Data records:

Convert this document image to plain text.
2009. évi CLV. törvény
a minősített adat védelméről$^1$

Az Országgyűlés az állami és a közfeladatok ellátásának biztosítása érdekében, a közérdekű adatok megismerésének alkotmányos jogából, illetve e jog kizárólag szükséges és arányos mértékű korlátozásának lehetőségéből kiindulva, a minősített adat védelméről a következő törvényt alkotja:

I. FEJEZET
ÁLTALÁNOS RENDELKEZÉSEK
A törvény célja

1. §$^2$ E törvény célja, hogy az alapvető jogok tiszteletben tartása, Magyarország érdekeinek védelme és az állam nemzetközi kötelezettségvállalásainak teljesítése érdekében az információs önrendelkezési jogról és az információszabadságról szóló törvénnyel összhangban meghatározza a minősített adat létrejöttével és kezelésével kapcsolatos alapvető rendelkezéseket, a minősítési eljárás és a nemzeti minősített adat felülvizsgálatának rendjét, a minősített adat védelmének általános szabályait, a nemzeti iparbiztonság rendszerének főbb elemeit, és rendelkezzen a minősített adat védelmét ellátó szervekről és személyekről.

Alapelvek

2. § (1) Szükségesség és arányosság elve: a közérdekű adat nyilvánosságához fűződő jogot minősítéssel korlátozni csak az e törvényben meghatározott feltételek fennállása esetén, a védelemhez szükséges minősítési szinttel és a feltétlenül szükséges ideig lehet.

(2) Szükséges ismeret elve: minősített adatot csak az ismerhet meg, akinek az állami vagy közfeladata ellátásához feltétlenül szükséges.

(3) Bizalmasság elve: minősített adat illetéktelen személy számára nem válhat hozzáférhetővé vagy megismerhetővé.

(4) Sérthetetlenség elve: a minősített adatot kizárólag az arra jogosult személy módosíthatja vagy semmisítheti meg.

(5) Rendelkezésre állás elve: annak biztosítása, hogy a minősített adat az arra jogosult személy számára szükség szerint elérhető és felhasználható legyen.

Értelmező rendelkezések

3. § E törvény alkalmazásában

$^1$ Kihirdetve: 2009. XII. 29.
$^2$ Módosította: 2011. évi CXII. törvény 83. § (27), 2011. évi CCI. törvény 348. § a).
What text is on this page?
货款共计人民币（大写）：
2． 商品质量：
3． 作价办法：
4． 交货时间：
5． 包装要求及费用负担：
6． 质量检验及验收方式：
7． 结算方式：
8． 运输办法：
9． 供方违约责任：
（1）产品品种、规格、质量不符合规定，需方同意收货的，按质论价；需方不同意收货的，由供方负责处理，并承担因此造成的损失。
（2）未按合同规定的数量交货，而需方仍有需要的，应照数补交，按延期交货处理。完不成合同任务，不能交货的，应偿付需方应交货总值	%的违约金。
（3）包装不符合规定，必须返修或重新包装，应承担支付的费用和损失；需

* [WHAT THIS TASK INVOLVES]: All of the material must be reproduced exactly.

* [SOLUTION FOR THIS PROBLEM]:
Convert this document image to plain text.
2009. évi CLV. törvény
a minősített adat védelméről$^1$

Az Országgyűlés az állami és a közfeladatok ellátásának biztosítása érdekében, a közérdekű adatok megismerésének alkotmányos jogából, illetve e jog kizárólag szükséges és arányos mértékű korlátozásának lehetőségéből kiindulva, a minősített adat védelméről a következő törvényt alkotja:

I. FEJEZET
ÁLTALÁNOS RENDELKEZÉSEK
A törvény célja

1. §$^2$ E törvény célja, hogy az alapvető jogok tiszteletben tartása, Magyarország érdekeinek védelme és az állam nemzetközi kötelezettségvállalásainak teljesítése érdekében az információs önrendelkezési jogról és az információszabadságról szóló törvénnyel összhangban meghatározza a minősített adat létrejöttével és kezelésével kapcsolatos alapvető rendelkezéseket, a minősítési eljárás és a nemzeti minősített adat felülvizsgálatának rendjét, a minősített adat védelmének általános szabályait, a nemzeti iparbiztonság rendszerének főbb elemeit, és rendelkezzen a minősített adat védelmét ellátó szervekről és személyekről.

Alapelvek

2. § (1) Szükségesség és arányosság elve: a közérdekű adat nyilvánosságához fűződő jogot minősítéssel korlátozni csak az e törvényben meghatározott feltételek fennállása esetén, a védelemhez szükséges minősítési szinttel és a feltétlenül szükséges ideig lehet.

(2) Szükséges ismeret elve: minősített adatot csak az ismerhet meg, akinek az állami vagy közfeladata ellátásához feltétlenül szükséges.

(3) Bizalmasság elve: minősített adat illetéktelen személy számára nem válhat hozzáférhetővé vagy megismerhetővé.

(4) Sérthetetlenség elve: a minősített adatot kizárólag az arra jogosult személy módosíthatja vagy semmisítheti meg.

(5) Rendelkezésre állás elve: annak biztosítása, hogy a minősített adat az arra jogosult személy számára szükség szerint elérhető és felhasználható legyen.

Értelmező rendelkezések

3. § E törvény alkalmazásában

$^1$ Kihirdetve: 2009. XII. 29.
$^2$ Módosította: 2011. évi CXII. törvény 83. § (27), 2011. évi CCI. törvény 348. § a).
What text is on this page?
货款共计人民币（大写）：
2． 商品质量：
3． 作价办法：
4． 交货时间：
5． 包装要求及费用负担：
6． 质量检验及验收方式：
7． 结算方式：
8． 运输办法：
9． 供方违约责任：
（1）产品品种、规格、质量不符合规定，需方同意收货的，按质论价；需方不同意收货的，由供方负责处理，并承担因此造成的损失。
（2）未按合同规定的数量交货，而需方仍有需要的，应照数补交，按延期交货处理。完不成合同任务，不能交货的，应偿付需方应交货总值	%的违约金。
（3）包装不符合规定，必须返修或重新包装，应承担支付的费用和损失；需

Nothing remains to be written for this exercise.